■ **INSTRUCTIONS FOR THE TASK**
Only the number is wanted: count the lines in the data with "left" in them.

##### ENTRIES #####

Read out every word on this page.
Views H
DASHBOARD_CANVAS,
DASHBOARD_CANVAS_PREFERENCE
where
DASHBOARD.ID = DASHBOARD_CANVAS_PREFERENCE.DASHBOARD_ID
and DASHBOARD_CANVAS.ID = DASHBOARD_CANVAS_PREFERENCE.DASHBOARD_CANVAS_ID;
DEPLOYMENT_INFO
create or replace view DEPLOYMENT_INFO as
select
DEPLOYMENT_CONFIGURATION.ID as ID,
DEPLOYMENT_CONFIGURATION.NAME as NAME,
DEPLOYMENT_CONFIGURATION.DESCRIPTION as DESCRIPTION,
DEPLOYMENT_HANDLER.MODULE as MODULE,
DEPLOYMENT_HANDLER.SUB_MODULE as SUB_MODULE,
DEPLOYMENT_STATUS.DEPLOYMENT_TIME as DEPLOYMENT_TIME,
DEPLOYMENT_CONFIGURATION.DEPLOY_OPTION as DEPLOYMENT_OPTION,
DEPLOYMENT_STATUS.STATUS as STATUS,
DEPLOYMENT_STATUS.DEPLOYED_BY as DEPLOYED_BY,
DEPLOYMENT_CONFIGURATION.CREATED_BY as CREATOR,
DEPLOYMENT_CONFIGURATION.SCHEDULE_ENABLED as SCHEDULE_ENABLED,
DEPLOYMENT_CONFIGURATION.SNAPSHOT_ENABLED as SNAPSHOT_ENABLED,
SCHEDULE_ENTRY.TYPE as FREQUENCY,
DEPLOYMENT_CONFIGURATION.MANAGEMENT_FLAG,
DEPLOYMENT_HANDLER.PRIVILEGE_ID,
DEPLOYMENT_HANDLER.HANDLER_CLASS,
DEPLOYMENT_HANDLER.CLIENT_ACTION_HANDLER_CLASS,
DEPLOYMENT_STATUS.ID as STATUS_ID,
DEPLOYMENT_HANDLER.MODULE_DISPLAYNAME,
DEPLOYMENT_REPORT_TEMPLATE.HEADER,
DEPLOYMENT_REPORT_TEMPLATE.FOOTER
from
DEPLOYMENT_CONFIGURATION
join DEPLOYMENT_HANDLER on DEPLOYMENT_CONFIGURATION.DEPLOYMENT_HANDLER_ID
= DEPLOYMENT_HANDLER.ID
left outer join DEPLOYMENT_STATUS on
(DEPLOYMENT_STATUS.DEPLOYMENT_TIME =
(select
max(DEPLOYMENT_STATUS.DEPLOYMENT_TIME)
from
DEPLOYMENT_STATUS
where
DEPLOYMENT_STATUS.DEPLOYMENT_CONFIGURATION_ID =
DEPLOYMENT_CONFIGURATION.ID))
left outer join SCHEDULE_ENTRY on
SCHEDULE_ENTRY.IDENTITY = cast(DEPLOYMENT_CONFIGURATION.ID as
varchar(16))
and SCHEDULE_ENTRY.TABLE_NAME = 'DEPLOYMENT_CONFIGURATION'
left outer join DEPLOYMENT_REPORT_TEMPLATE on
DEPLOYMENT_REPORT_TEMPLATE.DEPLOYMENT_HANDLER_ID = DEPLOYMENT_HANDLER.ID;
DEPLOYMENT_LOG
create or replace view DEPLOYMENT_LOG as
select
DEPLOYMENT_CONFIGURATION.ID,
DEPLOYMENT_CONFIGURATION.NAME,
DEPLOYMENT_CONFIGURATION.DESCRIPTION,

#####

■ **EXERCISE ANSWER**
3